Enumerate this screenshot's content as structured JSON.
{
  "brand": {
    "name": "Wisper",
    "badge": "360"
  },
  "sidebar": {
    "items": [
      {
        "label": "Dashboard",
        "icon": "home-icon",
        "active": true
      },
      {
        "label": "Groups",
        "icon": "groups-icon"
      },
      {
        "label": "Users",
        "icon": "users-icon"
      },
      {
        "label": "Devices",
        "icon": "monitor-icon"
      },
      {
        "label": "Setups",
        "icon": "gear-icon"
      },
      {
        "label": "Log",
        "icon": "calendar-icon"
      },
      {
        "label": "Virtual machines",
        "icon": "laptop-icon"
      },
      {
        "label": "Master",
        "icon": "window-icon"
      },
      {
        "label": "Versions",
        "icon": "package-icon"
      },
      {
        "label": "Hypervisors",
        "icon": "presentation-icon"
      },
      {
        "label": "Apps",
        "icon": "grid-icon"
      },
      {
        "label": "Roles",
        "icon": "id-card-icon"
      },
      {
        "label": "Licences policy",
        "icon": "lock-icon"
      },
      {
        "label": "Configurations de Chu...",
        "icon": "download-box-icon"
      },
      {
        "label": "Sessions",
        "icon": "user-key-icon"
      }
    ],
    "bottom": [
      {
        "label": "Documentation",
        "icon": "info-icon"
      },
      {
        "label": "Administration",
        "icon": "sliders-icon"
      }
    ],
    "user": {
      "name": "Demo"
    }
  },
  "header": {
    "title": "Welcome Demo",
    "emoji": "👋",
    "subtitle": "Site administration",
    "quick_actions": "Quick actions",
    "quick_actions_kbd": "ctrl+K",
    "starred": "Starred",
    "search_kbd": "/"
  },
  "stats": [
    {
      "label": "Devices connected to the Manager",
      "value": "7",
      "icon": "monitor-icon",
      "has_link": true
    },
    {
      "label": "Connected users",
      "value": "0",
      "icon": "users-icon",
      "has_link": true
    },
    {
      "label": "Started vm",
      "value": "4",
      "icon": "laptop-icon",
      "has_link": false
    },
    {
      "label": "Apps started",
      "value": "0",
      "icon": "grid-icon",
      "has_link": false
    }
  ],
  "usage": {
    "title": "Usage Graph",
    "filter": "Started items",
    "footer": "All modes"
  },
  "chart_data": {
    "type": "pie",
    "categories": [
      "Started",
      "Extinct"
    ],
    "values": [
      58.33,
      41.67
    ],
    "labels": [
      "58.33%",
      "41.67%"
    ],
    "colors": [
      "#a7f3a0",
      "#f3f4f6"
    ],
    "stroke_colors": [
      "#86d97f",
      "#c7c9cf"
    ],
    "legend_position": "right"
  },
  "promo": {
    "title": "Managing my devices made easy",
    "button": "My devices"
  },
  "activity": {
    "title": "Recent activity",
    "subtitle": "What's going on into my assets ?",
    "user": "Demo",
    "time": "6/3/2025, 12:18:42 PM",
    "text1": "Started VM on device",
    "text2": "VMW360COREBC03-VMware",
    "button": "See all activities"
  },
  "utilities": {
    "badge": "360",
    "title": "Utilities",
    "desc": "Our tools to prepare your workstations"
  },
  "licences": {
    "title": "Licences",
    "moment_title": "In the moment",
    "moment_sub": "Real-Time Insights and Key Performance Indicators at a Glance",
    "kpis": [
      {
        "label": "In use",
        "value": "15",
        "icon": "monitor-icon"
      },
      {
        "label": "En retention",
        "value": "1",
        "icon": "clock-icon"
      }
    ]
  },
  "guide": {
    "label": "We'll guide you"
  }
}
***
Exercise brief: All of the data above should be transcribed exactly.

Solution to this exercise:
Enumerate this screenshot's content as structured JSON.
{
  "brand": {
    "name": "Wisper",
    "badge": "360"
  },
  "sidebar": {
    "items": [
      {
        "label": "Dashboard",
        "icon": "home-icon",
        "active": true
      },
      {
        "label": "Groups",
        "icon": "groups-icon"
      },
      {
        "label": "Users",
        "icon": "users-icon"
      },
      {
        "label": "Devices",
        "icon": "monitor-icon"
      },
      {
        "label": "Setups",
        "icon": "gear-icon"
      },
      {
        "label": "Log",
        "icon": "calendar-icon"
      },
      {
        "label": "Virtual machines",
        "icon": "laptop-icon"
      },
      {
        "label": "Master",
        "icon": "window-icon"
      },
      {
        "label": "Versions",
        "icon": "package-icon"
      },
      {
        "label": "Hypervisors",
        "icon": "presentation-icon"
      },
      {
        "label": "Apps",
        "icon": "grid-icon"
      },
      {
        "label": "Roles",
        "icon": "id-card-icon"
      },
      {
        "label": "Licences policy",
        "icon": "lock-icon"
      },
      {
        "label": "Configurations de Chu...",
        "icon": "download-box-icon"
      },
      {
        "label": "Sessions",
        "icon": "user-key-icon"
      }
    ],
    "bottom": [
      {
        "label": "Documentation",
        "icon": "info-icon"
      },
      {
        "label": "Administration",
        "icon": "sliders-icon"
      }
    ],
    "user": {
      "name": "Demo"
    }
  },
  "header": {
    "title": "Welcome Demo",
    "emoji": "👋",
    "subtitle": "Site administration",
    "quick_actions": "Quick actions",
    "quick_actions_kbd": "ctrl+K",
    "starred": "Starred",
    "search_kbd": "/"
  },
  "stats": [
    {
      "label": "Devices connected to the Manager",
      "value": "7",
      "icon": "monitor-icon",
      "has_link": true
    },
    {
      "label": "Connected users",
      "value": "0",
      "icon": "users-icon",
      "has_link": true
    },
    {
      "label": "Started vm",
      "value": "4",
      "icon": "laptop-icon",
      "has_link": false
    },
    {
      "label": "Apps started",
      "value": "0",
      "icon": "grid-icon",
      "has_link": false
    }
  ],
  "usage": {
    "title": "Usage Graph",
    "filter": "Started items",
    "footer": "All modes"
  },
  "chart_data": {
    "type": "pie",
    "categories": [
      "Started",
      "Extinct"
    ],
    "values": [
      58.33,
      41.67
    ],
    "labels": [
      "58.33%",
      "41.67%"
    ],
    "colors": [
      "#a7f3a0",
      "#f3f4f6"
    ],
    "stroke_colors": [
      "#86d97f",
      "#c7c9cf"
    ],
    "legend_position": "right"
  },
  "promo": {
    "title": "Managing my devices made easy",
    "button": "My devices"
  },
  "activity": {
    "title": "Recent activity",
    "subtitle": "What's going on into my assets ?",
    "user": "Demo",
    "time": "6/3/2025, 12:18:42 PM",
    "text1": "Started VM on device",
    "text2": "VMW360COREBC03-VMware",
    "button": "See all activities"
  },
  "utilities": {
    "badge": "360",
    "title": "Utilities",
    "desc": "Our tools to prepare your workstations"
  },
  "licences": {
    "title": "Licences",
    "moment_title": "In the moment",
    "moment_sub": "Real-Time Insights and Key Performance Indicators at a Glance",
    "kpis": [
      {
        "label": "In use",
        "value": "15",
        "icon": "monitor-icon"
      },
      {
        "label": "En retention",
        "value": "1",
        "icon": "clock-icon"
      }
    ]
  },
  "guide": {
    "label": "We'll guide you"
  }
}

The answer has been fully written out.